All entries below need to be written out exactly, but without their pictures.
════
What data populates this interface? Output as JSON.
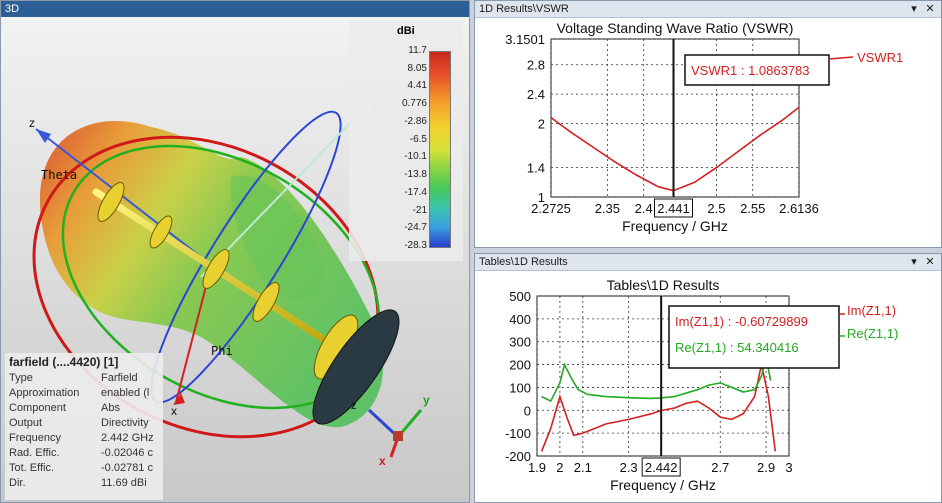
{
  "panel_3d": {
    "title": "3D",
    "colorbar": {
      "unit": "dBi",
      "ticks": [
        "11.7",
        "8.05",
        "4.41",
        "0.776",
        "-2.86",
        "-6.5",
        "-10.1",
        "-13.8",
        "-17.4",
        "-21",
        "-24.7",
        "-28.3"
      ]
    },
    "axis_labels": {
      "z": "z",
      "y": "y",
      "theta": "Theta",
      "phi": "Phi",
      "x": "x"
    },
    "triad_labels": {
      "z": "z",
      "y": "y",
      "x": "x"
    },
    "info": {
      "header": "farfield (....4420) [1]",
      "rows": [
        {
          "k": "Type",
          "v": "Farfield"
        },
        {
          "k": "Approximation",
          "v": "enabled (l"
        },
        {
          "k": "Component",
          "v": "Abs"
        },
        {
          "k": "Output",
          "v": "Directivity"
        },
        {
          "k": "Frequency",
          "v": "2.442 GHz"
        },
        {
          "k": "Rad. Effic.",
          "v": "-0.02046 c"
        },
        {
          "k": "Tot. Effic.",
          "v": "-0.02781 c"
        },
        {
          "k": "Dir.",
          "v": "11.69 dBi"
        }
      ]
    }
  },
  "panel_vswr": {
    "title": "1D Results\\VSWR",
    "btn_dropdown": "▾",
    "btn_close": "✕"
  },
  "panel_tables": {
    "title": "Tables\\1D Results",
    "btn_dropdown": "▾",
    "btn_close": "✕"
  },
  "chart_data": [
    {
      "type": "line",
      "title": "Voltage Standing Wave Ratio (VSWR)",
      "xlabel": "Frequency / GHz",
      "ylabel": "",
      "xlim": [
        2.2725,
        2.6136
      ],
      "ylim": [
        1,
        3.1501
      ],
      "x_ticks": [
        "2.2725",
        "2.35",
        "2.4",
        "2.5",
        "2.55",
        "2.6136"
      ],
      "y_ticks": [
        "3.1501",
        "2.8",
        "2.4",
        "2",
        "1.4",
        "1"
      ],
      "marker": {
        "x": 2.441,
        "label": "2.441",
        "readout": "VSWR1 : 1.0863783"
      },
      "series": [
        {
          "name": "VSWR1",
          "color": "#d42020",
          "x": [
            2.2725,
            2.3,
            2.33,
            2.36,
            2.39,
            2.42,
            2.441,
            2.47,
            2.5,
            2.53,
            2.56,
            2.59,
            2.6136
          ],
          "y": [
            2.08,
            1.88,
            1.68,
            1.48,
            1.3,
            1.14,
            1.086,
            1.2,
            1.4,
            1.62,
            1.84,
            2.04,
            2.22
          ]
        }
      ],
      "grid": true
    },
    {
      "type": "line",
      "title": "Tables\\1D Results",
      "xlabel": "Frequency / GHz",
      "ylabel": "",
      "xlim": [
        1.9,
        3
      ],
      "ylim": [
        -200,
        500
      ],
      "x_ticks": [
        "1.9",
        "2",
        "2.1",
        "2.3",
        "2.7",
        "2.9",
        "3"
      ],
      "y_ticks": [
        "500",
        "400",
        "300",
        "200",
        "100",
        "0",
        "-100",
        "-200"
      ],
      "marker": {
        "x": 2.442,
        "label": "2.442",
        "readouts": [
          "Im(Z1,1) : -0.60729899",
          "Re(Z1,1) : 54.340416"
        ]
      },
      "series": [
        {
          "name": "Im(Z1,1)",
          "color": "#d42020",
          "x": [
            1.92,
            1.96,
            2.0,
            2.03,
            2.06,
            2.1,
            2.15,
            2.2,
            2.3,
            2.4,
            2.442,
            2.5,
            2.55,
            2.6,
            2.65,
            2.7,
            2.75,
            2.8,
            2.85,
            2.88,
            2.91,
            2.94
          ],
          "y": [
            -180,
            -80,
            60,
            -30,
            -110,
            -100,
            -80,
            -60,
            -40,
            -15,
            -1,
            10,
            30,
            40,
            10,
            -30,
            -40,
            -15,
            60,
            200,
            60,
            -180
          ]
        },
        {
          "name": "Re(Z1,1)",
          "color": "#22aa22",
          "x": [
            1.92,
            1.96,
            2.0,
            2.02,
            2.05,
            2.08,
            2.12,
            2.2,
            2.3,
            2.4,
            2.442,
            2.5,
            2.6,
            2.65,
            2.7,
            2.75,
            2.8,
            2.85,
            2.88,
            2.9,
            2.92
          ],
          "y": [
            60,
            40,
            120,
            200,
            140,
            90,
            70,
            60,
            55,
            52,
            54,
            60,
            90,
            110,
            120,
            100,
            80,
            90,
            150,
            230,
            130
          ]
        }
      ],
      "grid": true
    }
  ]
}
════
Task result:
What data populates this interface? Output as JSON.
{
  "panel_3d": {
    "title": "3D",
    "colorbar": {
      "unit": "dBi",
      "ticks": [
        "11.7",
        "8.05",
        "4.41",
        "0.776",
        "-2.86",
        "-6.5",
        "-10.1",
        "-13.8",
        "-17.4",
        "-21",
        "-24.7",
        "-28.3"
      ]
    },
    "axis_labels": {
      "z": "z",
      "y": "y",
      "theta": "Theta",
      "phi": "Phi",
      "x": "x"
    },
    "triad_labels": {
      "z": "z",
      "y": "y",
      "x": "x"
    },
    "info": {
      "header": "farfield (....4420) [1]",
      "rows": [
        {
          "k": "Type",
          "v": "Farfield"
        },
        {
          "k": "Approximation",
          "v": "enabled (l"
        },
        {
          "k": "Component",
          "v": "Abs"
        },
        {
          "k": "Output",
          "v": "Directivity"
        },
        {
          "k": "Frequency",
          "v": "2.442 GHz"
        },
        {
          "k": "Rad. Effic.",
          "v": "-0.02046 c"
        },
        {
          "k": "Tot. Effic.",
          "v": "-0.02781 c"
        },
        {
          "k": "Dir.",
          "v": "11.69 dBi"
        }
      ]
    }
  },
  "panel_vswr": {
    "title": "1D Results\\VSWR",
    "btn_dropdown": "▾",
    "btn_close": "✕"
  },
  "panel_tables": {
    "title": "Tables\\1D Results",
    "btn_dropdown": "▾",
    "btn_close": "✕"
  },
  "chart_data": [
    {
      "type": "line",
      "title": "Voltage Standing Wave Ratio (VSWR)",
      "xlabel": "Frequency / GHz",
      "ylabel": "",
      "xlim": [
        2.2725,
        2.6136
      ],
      "ylim": [
        1,
        3.1501
      ],
      "x_ticks": [
        "2.2725",
        "2.35",
        "2.4",
        "2.5",
        "2.55",
        "2.6136"
      ],
      "y_ticks": [
        "3.1501",
        "2.8",
        "2.4",
        "2",
        "1.4",
        "1"
      ],
      "marker": {
        "x": 2.441,
        "label": "2.441",
        "readout": "VSWR1 : 1.0863783"
      },
      "series": [
        {
          "name": "VSWR1",
          "color": "#d42020",
          "x": [
            2.2725,
            2.3,
            2.33,
            2.36,
            2.39,
            2.42,
            2.441,
            2.47,
            2.5,
            2.53,
            2.56,
            2.59,
            2.6136
          ],
          "y": [
            2.08,
            1.88,
            1.68,
            1.48,
            1.3,
            1.14,
            1.086,
            1.2,
            1.4,
            1.62,
            1.84,
            2.04,
            2.22
          ]
        }
      ],
      "grid": true
    },
    {
      "type": "line",
      "title": "Tables\\1D Results",
      "xlabel": "Frequency / GHz",
      "ylabel": "",
      "xlim": [
        1.9,
        3
      ],
      "ylim": [
        -200,
        500
      ],
      "x_ticks": [
        "1.9",
        "2",
        "2.1",
        "2.3",
        "2.7",
        "2.9",
        "3"
      ],
      "y_ticks": [
        "500",
        "400",
        "300",
        "200",
        "100",
        "0",
        "-100",
        "-200"
      ],
      "marker": {
        "x": 2.442,
        "label": "2.442",
        "readouts": [
          "Im(Z1,1) : -0.60729899",
          "Re(Z1,1) : 54.340416"
        ]
      },
      "series": [
        {
          "name": "Im(Z1,1)",
          "color": "#d42020",
          "x": [
            1.92,
            1.96,
            2.0,
            2.03,
            2.06,
            2.1,
            2.15,
            2.2,
            2.3,
            2.4,
            2.442,
            2.5,
            2.55,
            2.6,
            2.65,
            2.7,
            2.75,
            2.8,
            2.85,
            2.88,
            2.91,
            2.94
          ],
          "y": [
            -180,
            -80,
            60,
            -30,
            -110,
            -100,
            -80,
            -60,
            -40,
            -15,
            -1,
            10,
            30,
            40,
            10,
            -30,
            -40,
            -15,
            60,
            200,
            60,
            -180
          ]
        },
        {
          "name": "Re(Z1,1)",
          "color": "#22aa22",
          "x": [
            1.92,
            1.96,
            2.0,
            2.02,
            2.05,
            2.08,
            2.12,
            2.2,
            2.3,
            2.4,
            2.442,
            2.5,
            2.6,
            2.65,
            2.7,
            2.75,
            2.8,
            2.85,
            2.88,
            2.9,
            2.92
          ],
          "y": [
            60,
            40,
            120,
            200,
            140,
            90,
            70,
            60,
            55,
            52,
            54,
            60,
            90,
            110,
            120,
            100,
            80,
            90,
            150,
            230,
            130
          ]
        }
      ],
      "grid": true
    }
  ]
}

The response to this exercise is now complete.